## STATED EXERCISE
Write out every entry exactly as it stands.

[Begin]

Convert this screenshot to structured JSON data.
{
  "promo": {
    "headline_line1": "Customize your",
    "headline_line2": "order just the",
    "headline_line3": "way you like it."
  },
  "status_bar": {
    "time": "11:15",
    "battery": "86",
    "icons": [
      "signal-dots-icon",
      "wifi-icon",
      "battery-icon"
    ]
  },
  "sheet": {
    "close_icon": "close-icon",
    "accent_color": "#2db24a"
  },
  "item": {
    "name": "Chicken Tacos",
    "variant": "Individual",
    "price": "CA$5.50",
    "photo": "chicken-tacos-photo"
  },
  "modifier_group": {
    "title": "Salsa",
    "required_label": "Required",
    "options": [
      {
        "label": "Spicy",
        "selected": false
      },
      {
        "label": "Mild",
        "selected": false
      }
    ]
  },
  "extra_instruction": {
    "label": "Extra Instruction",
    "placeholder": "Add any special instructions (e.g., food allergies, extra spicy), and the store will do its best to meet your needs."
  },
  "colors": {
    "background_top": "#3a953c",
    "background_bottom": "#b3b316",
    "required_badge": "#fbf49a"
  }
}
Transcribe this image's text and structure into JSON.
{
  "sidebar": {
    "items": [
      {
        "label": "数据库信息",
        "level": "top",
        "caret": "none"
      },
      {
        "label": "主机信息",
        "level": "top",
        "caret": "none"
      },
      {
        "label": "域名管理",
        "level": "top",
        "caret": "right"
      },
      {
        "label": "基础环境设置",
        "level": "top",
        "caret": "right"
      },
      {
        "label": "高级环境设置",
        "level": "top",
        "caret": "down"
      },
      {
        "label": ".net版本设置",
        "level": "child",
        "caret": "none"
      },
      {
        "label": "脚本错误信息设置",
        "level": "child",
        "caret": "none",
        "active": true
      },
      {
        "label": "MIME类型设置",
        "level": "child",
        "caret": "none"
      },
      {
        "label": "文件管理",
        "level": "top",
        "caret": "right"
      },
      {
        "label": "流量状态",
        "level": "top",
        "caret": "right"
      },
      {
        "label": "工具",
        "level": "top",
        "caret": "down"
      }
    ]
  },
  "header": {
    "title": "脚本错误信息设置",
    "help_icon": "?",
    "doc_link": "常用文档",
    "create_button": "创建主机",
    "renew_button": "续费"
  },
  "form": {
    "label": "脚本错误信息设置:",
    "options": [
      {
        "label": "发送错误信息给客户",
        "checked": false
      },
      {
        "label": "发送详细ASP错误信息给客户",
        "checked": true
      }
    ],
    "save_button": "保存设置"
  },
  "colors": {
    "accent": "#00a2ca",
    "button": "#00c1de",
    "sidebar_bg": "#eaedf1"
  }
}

[End]

## ANSWER TO THE PROBLEM
Convert this screenshot to structured JSON data.
{
  "promo": {
    "headline_line1": "Customize your",
    "headline_line2": "order just the",
    "headline_line3": "way you like it."
  },
  "status_bar": {
    "time": "11:15",
    "battery": "86",
    "icons": [
      "signal-dots-icon",
      "wifi-icon",
      "battery-icon"
    ]
  },
  "sheet": {
    "close_icon": "close-icon",
    "accent_color": "#2db24a"
  },
  "item": {
    "name": "Chicken Tacos",
    "variant": "Individual",
    "price": "CA$5.50",
    "photo": "chicken-tacos-photo"
  },
  "modifier_group": {
    "title": "Salsa",
    "required_label": "Required",
    "options": [
      {
        "label": "Spicy",
        "selected": false
      },
      {
        "label": "Mild",
        "selected": false
      }
    ]
  },
  "extra_instruction": {
    "label": "Extra Instruction",
    "placeholder": "Add any special instructions (e.g., food allergies, extra spicy), and the store will do its best to meet your needs."
  },
  "colors": {
    "background_top": "#3a953c",
    "background_bottom": "#b3b316",
    "required_badge": "#fbf49a"
  }
}
Transcribe this image's text and structure into JSON.
{
  "sidebar": {
    "items": [
      {
        "label": "数据库信息",
        "level": "top",
        "caret": "none"
      },
      {
        "label": "主机信息",
        "level": "top",
        "caret": "none"
      },
      {
        "label": "域名管理",
        "level": "top",
        "caret": "right"
      },
      {
        "label": "基础环境设置",
        "level": "top",
        "caret": "right"
      },
      {
        "label": "高级环境设置",
        "level": "top",
        "caret": "down"
      },
      {
        "label": ".net版本设置",
        "level": "child",
        "caret": "none"
      },
      {
        "label": "脚本错误信息设置",
        "level": "child",
        "caret": "none",
        "active": true
      },
      {
        "label": "MIME类型设置",
        "level": "child",
        "caret": "none"
      },
      {
        "label": "文件管理",
        "level": "top",
        "caret": "right"
      },
      {
        "label": "流量状态",
        "level": "top",
        "caret": "right"
      },
      {
        "label": "工具",
        "level": "top",
        "caret": "down"
      }
    ]
  },
  "header": {
    "title": "脚本错误信息设置",
    "help_icon": "?",
    "doc_link": "常用文档",
    "create_button": "创建主机",
    "renew_button": "续费"
  },
  "form": {
    "label": "脚本错误信息设置:",
    "options": [
      {
        "label": "发送错误信息给客户",
        "checked": false
      },
      {
        "label": "发送详细ASP错误信息给客户",
        "checked": true
      }
    ],
    "save_button": "保存设置"
  },
  "colors": {
    "accent": "#00a2ca",
    "button": "#00c1de",
    "sidebar_bg": "#eaedf1"
  }
}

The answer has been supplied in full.